Show all lines holding the string "továbbá".

> [Given data]:
^^^^
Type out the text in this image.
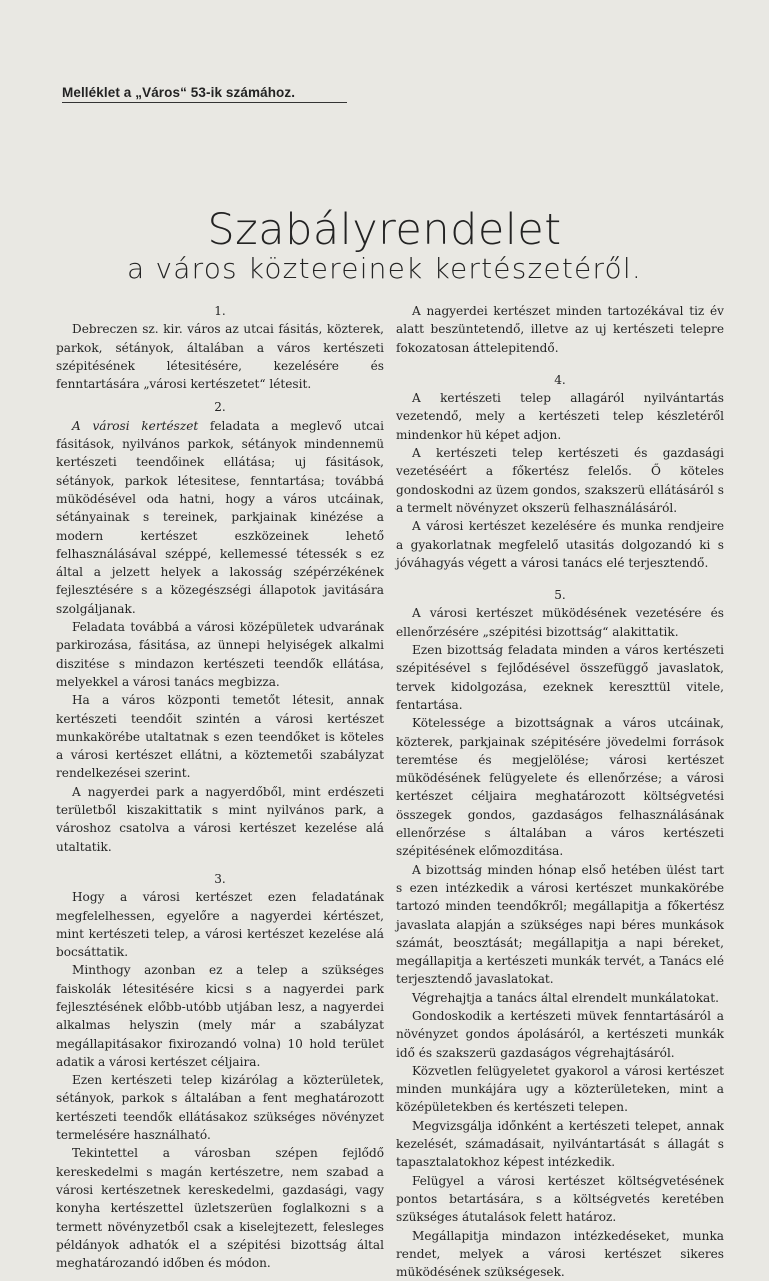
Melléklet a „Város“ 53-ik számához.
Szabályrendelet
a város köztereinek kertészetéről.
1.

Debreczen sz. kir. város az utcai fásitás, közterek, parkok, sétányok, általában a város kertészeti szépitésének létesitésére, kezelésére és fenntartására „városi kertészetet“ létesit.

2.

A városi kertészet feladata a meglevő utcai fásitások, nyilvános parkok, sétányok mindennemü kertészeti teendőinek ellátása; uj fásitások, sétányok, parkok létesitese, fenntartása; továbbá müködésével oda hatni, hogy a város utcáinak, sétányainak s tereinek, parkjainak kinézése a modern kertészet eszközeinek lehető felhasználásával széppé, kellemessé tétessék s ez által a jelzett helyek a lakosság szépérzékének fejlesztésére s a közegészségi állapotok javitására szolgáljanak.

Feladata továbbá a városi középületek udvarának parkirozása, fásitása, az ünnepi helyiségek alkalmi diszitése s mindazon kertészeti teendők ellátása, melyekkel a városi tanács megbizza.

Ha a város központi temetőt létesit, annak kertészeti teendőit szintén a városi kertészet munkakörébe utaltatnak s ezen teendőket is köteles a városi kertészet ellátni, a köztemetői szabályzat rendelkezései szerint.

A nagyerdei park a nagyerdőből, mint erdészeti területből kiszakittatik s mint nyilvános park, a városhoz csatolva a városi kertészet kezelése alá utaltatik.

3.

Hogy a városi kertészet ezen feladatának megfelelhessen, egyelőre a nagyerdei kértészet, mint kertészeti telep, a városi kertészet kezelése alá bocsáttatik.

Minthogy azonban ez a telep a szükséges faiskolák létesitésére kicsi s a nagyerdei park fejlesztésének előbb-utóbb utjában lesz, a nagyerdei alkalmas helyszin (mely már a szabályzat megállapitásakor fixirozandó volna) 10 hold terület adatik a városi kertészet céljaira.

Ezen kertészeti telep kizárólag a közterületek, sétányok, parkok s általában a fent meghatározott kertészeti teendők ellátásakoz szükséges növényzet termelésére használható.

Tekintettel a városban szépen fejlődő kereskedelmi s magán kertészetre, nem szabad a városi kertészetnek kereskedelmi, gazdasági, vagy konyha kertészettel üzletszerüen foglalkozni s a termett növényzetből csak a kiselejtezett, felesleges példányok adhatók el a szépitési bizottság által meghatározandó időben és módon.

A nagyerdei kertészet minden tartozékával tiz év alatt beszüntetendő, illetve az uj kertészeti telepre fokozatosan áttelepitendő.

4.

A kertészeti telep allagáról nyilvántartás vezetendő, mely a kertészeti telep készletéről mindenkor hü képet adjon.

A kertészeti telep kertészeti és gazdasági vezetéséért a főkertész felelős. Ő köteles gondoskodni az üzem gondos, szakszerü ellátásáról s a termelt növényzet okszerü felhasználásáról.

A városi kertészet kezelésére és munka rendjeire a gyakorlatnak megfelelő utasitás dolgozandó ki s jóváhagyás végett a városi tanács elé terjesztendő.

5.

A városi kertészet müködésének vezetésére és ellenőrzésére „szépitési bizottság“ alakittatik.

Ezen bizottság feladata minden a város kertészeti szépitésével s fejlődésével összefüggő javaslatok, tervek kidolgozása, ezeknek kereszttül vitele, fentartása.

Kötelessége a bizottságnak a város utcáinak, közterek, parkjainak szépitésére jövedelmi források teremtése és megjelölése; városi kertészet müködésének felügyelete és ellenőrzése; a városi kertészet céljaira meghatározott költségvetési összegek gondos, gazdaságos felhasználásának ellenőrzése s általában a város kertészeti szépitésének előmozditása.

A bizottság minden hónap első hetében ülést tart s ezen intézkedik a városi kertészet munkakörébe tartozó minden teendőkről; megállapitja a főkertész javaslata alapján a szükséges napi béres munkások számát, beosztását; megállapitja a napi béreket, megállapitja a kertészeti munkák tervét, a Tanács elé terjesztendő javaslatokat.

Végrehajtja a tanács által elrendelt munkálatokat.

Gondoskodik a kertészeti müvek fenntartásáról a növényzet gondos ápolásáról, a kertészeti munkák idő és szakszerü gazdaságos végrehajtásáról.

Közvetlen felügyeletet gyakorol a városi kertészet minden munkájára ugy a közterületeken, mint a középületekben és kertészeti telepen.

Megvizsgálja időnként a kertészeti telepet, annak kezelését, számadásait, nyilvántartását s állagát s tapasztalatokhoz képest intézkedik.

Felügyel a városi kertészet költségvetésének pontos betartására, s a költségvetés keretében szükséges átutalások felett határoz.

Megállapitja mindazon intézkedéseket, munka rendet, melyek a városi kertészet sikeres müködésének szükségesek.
^^^^
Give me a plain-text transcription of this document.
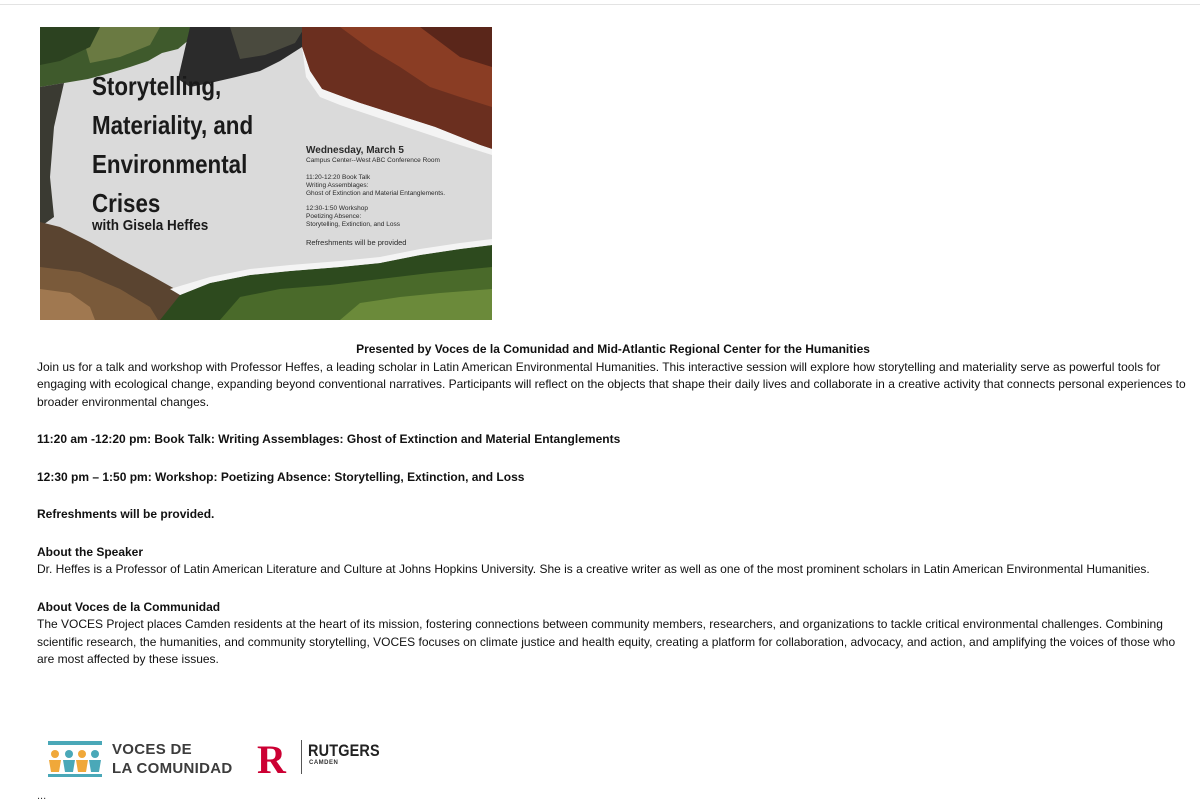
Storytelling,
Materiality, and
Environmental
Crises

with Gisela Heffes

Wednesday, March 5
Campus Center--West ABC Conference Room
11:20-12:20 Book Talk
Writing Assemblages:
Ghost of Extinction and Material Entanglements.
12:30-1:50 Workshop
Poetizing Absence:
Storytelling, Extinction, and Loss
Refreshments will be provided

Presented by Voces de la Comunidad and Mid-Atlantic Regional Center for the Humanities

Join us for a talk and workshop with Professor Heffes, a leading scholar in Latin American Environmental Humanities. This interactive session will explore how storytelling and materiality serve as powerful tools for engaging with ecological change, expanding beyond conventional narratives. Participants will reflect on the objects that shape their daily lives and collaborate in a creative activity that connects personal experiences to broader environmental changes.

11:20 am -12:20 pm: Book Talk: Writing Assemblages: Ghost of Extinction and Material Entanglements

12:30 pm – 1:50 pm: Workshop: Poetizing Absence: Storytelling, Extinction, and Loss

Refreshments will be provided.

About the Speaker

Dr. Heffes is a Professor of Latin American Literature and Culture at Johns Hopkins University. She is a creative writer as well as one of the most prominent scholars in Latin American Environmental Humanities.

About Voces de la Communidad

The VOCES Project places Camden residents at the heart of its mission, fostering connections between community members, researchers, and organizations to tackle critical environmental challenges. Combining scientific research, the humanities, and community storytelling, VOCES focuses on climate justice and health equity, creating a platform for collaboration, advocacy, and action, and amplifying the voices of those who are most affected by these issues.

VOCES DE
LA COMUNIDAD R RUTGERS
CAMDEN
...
^^^^
> [Written reply]:
A városi kertészet feladata a meglevő utcai fásitások, nyilvános parkok, sétányok mindennemü kertészeti teendőinek ellátása; uj fásitások, sétányok, parkok létesitese, fenntartása; továbbá müködésével oda hatni, hogy a város utcáinak, sétányainak s tereinek, parkjainak kinézése a modern kertészet eszközeinek lehető felhasználásával széppé, kellemessé tétessék s ez által a jelzett helyek a lakosság szépérzékének fejlesztésére s a közegészségi állapotok javitására szolgáljanak.
Feladata továbbá a városi középületek udvarának parkirozása, fásitása, az ünnepi helyiségek alkalmi diszitése s mindazon kertészeti teendők ellátása, melyekkel a városi tanács megbizza.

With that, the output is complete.